**EXERCISE INSTRUCTIONS:**
Restate the data below word for word. Skip any images it contains.

**RECORDS TO USE:**
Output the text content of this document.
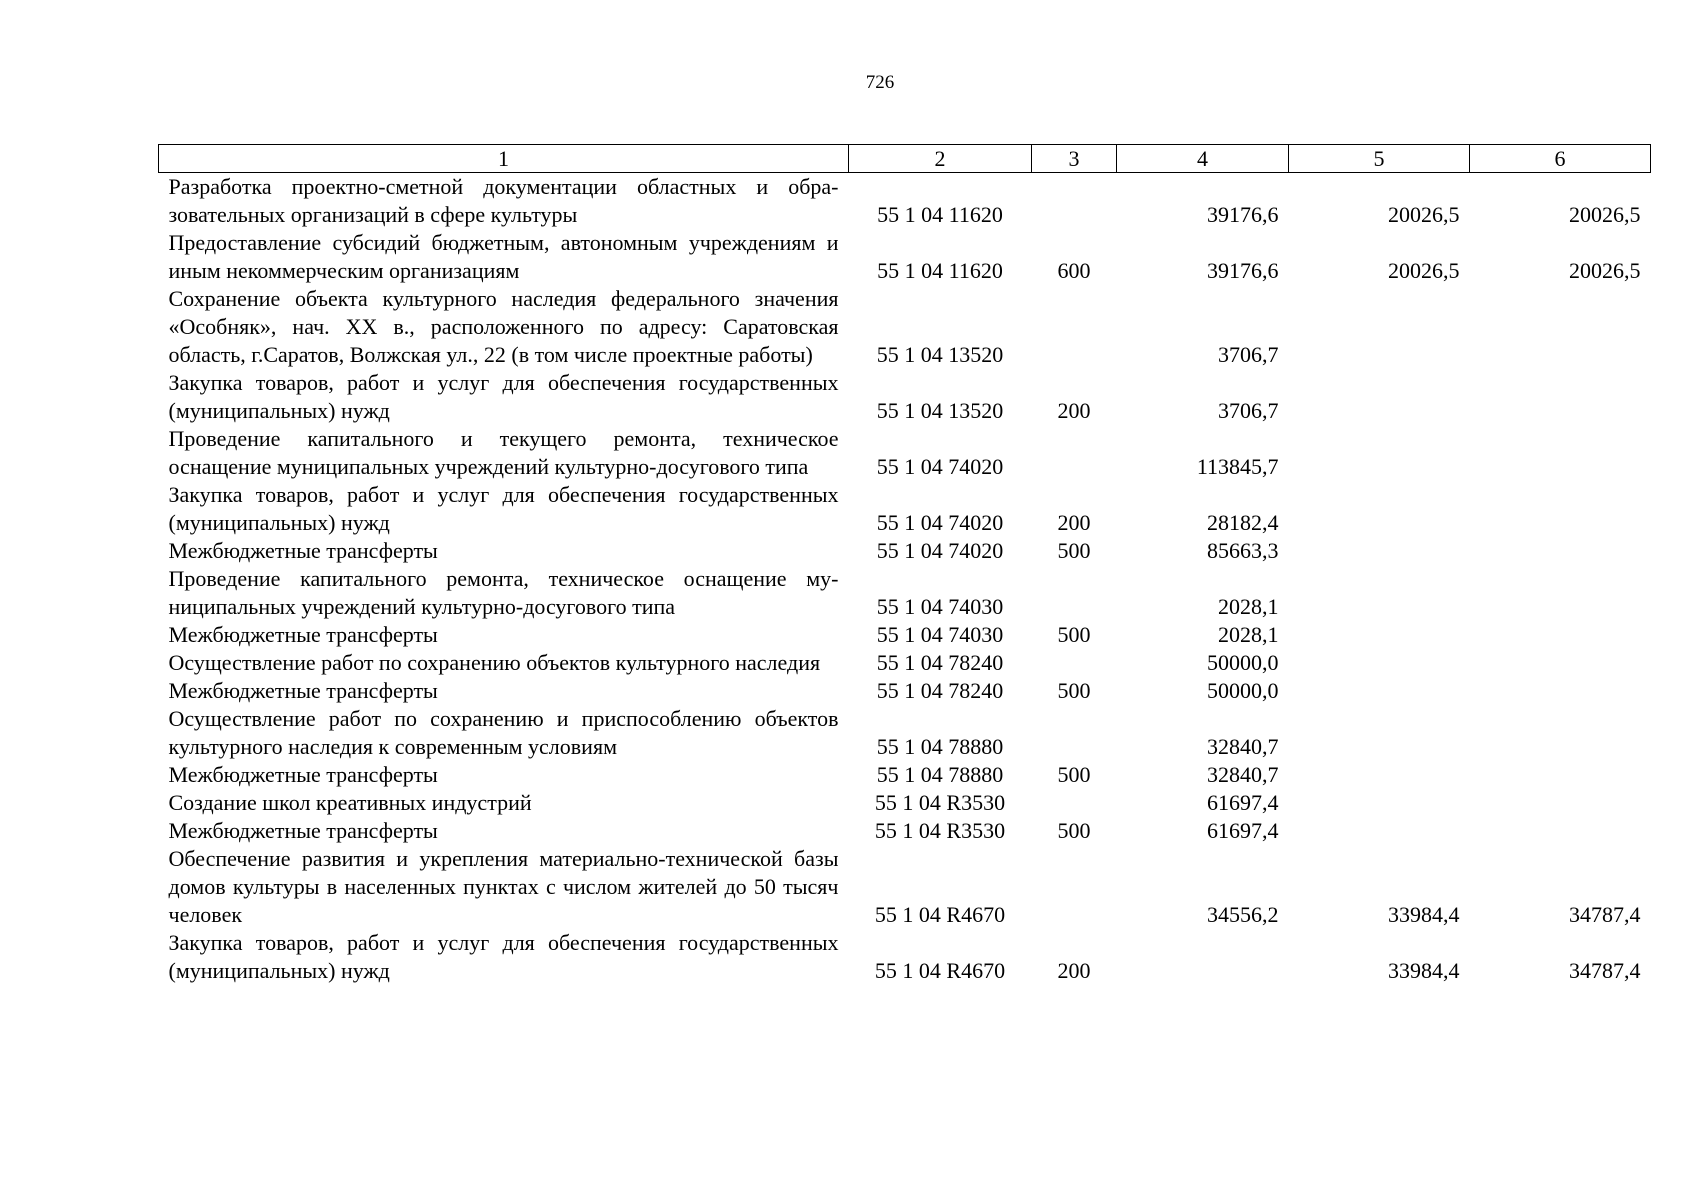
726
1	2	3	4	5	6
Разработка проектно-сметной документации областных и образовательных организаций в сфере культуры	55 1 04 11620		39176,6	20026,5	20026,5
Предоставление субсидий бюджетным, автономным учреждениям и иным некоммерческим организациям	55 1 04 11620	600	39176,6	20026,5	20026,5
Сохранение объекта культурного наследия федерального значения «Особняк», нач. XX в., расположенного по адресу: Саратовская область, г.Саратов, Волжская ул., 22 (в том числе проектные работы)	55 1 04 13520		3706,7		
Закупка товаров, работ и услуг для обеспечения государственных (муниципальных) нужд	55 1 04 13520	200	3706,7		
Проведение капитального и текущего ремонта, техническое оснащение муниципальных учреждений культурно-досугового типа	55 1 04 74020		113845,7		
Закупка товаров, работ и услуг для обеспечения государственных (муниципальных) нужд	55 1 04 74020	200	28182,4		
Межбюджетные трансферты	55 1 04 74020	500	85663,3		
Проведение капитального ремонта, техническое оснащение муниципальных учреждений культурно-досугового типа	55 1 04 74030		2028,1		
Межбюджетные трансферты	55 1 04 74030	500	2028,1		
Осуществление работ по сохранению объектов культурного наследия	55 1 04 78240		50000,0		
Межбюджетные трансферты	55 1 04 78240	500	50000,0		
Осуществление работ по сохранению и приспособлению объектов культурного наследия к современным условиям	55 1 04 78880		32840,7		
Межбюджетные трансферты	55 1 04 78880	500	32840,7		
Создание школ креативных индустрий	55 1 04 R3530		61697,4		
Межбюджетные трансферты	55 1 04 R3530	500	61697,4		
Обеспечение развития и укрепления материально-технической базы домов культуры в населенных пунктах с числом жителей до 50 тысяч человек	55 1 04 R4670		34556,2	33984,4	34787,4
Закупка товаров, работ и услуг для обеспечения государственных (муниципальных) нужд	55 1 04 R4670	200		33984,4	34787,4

**CORRECT RESPONSE:**
Output the text content of this document.
726
1	2	3	4	5	6
Разработка проектно-сметной документации областных и образовательных организаций в сфере культуры	55 1 04 11620		39176,6	20026,5	20026,5
Предоставление субсидий бюджетным, автономным учреждениям и иным некоммерческим организациям	55 1 04 11620	600	39176,6	20026,5	20026,5
Сохранение объекта культурного наследия федерального значения «Особняк», нач. XX в., расположенного по адресу: Саратовская область, г.Саратов, Волжская ул., 22 (в том числе проектные работы)	55 1 04 13520		3706,7		
Закупка товаров, работ и услуг для обеспечения государственных (муниципальных) нужд	55 1 04 13520	200	3706,7		
Проведение капитального и текущего ремонта, техническое оснащение муниципальных учреждений культурно-досугового типа	55 1 04 74020		113845,7		
Закупка товаров, работ и услуг для обеспечения государственных (муниципальных) нужд	55 1 04 74020	200	28182,4		
Межбюджетные трансферты	55 1 04 74020	500	85663,3		
Проведение капитального ремонта, техническое оснащение муниципальных учреждений культурно-досугового типа	55 1 04 74030		2028,1		
Межбюджетные трансферты	55 1 04 74030	500	2028,1		
Осуществление работ по сохранению объектов культурного наследия	55 1 04 78240		50000,0		
Межбюджетные трансферты	55 1 04 78240	500	50000,0		
Осуществление работ по сохранению и приспособлению объектов культурного наследия к современным условиям	55 1 04 78880		32840,7		
Межбюджетные трансферты	55 1 04 78880	500	32840,7		
Создание школ креативных индустрий	55 1 04 R3530		61697,4		
Межбюджетные трансферты	55 1 04 R3530	500	61697,4		
Обеспечение развития и укрепления материально-технической базы домов культуры в населенных пунктах с числом жителей до 50 тысяч человек	55 1 04 R4670		34556,2	33984,4	34787,4
Закупка товаров, работ и услуг для обеспечения государственных (муниципальных) нужд	55 1 04 R4670	200		33984,4	34787,4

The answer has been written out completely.